_Selected text_
# Need help with 5hp motor



## Jack Wilson (Mar 14, 2010)

Hey guys and gals, I just acquired a used "nonworking" tablesaw. It's got a 5hp single phase 220v motor. Initially the motor was packed with sawdust and wouldn't turn. I cleaned that and replaced the bearings. Now it still doesn't always turn, or turns slowly and blows the breaker, (30 amp double pole), and/or turns backwards. There is evidence inside the cabinet that @ one point the blade came flying off, probably due to the motor spinning backwards. :surprise:

What would cause this?


----------



## Jack Wilson (Mar 14, 2010)

Here's a pic of the tag


----------



## Herb Stoops (Aug 28, 2012)

That small writing at the bottom is the problem, it's passed its expiration date.
Herb


----------



## Stick486 (Jan 4, 2013)

_Task input_

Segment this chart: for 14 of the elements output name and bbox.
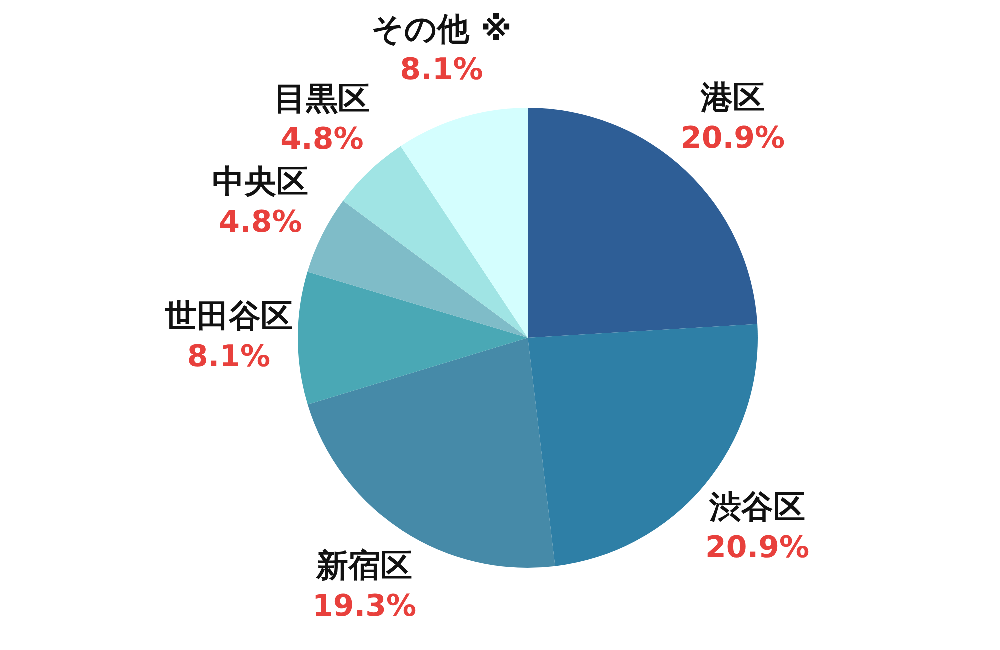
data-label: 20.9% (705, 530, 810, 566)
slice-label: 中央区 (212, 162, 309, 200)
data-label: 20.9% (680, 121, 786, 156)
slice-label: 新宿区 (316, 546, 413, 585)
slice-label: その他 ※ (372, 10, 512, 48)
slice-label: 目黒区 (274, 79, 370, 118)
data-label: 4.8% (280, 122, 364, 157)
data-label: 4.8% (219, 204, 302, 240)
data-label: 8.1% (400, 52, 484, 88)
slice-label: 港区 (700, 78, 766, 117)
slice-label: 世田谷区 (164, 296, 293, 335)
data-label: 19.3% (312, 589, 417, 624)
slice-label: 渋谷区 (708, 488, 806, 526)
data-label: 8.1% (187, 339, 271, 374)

_Written instruction 1_
Extract the entries from the line containing "data-label: 20.9% (705, 530, 810, 566)" through the last entry, reproducing each line unchanged.
_Written instruction 2_
Extend the forum thread on the 5hp table saw motor from the point where it stops.
The forum thread on the 5hp table saw motor and the entries come from unrelated sources.

_Exercise answer 1_
data-label: 20.9% (705, 530, 810, 566)
slice-label: 中央区 (212, 162, 309, 200)
data-label: 20.9% (680, 121, 786, 156)
slice-label: 新宿区 (316, 546, 413, 585)
slice-label: その他 ※ (372, 10, 512, 48)
slice-label: 目黒区 (274, 79, 370, 118)
data-label: 4.8% (280, 122, 364, 157)
data-label: 4.8% (219, 204, 302, 240)
data-label: 8.1% (400, 52, 484, 88)
slice-label: 港区 (700, 78, 766, 117)
slice-label: 世田谷区 (164, 296, 293, 335)
data-label: 19.3% (312, 589, 417, 624)
slice-label: 渋谷区 (708, 488, 806, 526)
data-label: 8.1% (187, 339, 271, 374)

_Exercise answer 2_
Jack Wilson said:


> Hey guys and gals, I just acquired a used "nonworking" tablesaw. It's got a 5hp single phase 220v motor. Initially the motor was packed with sawdust and wouldn't turn. I cleaned that and replaced the bearings. Now it still doesn't always turn, or turns slowly and blows the breaker, (30 amp double pole), and/or turns backwards. There is evidence inside the cabinet that @ one point the blade came flying off, probably due to the motor spinning backwards. :surprise:
> 
> What would cause this?


wiring on the motor for the CCW rotation...
not coming up to speed...
start cap no good...
start switch not engaging or disengaging...


----------



## PhilBa (Sep 25, 2014)

If there is no damage to the coils, I'd check the starter cap.


----------



## Jack Wilson (Mar 14, 2010)

I don't see this motor reversing polarity, it's a random shift between the 2 directions. Sometimes it's clockwise, other times its not, just depends...but on what, I don't know.


----------



## Jack Wilson (Mar 14, 2010)

Coils LOOK good, how do I verify that they are?


----------



## Stick486 (Jan 4, 2013)

Jack Wilson said:


> I don't see this motor reversing polarity, it's a random shift between the 2 directions. Sometimes it's clockwise, other times its not, just depends...but on what, I don't know.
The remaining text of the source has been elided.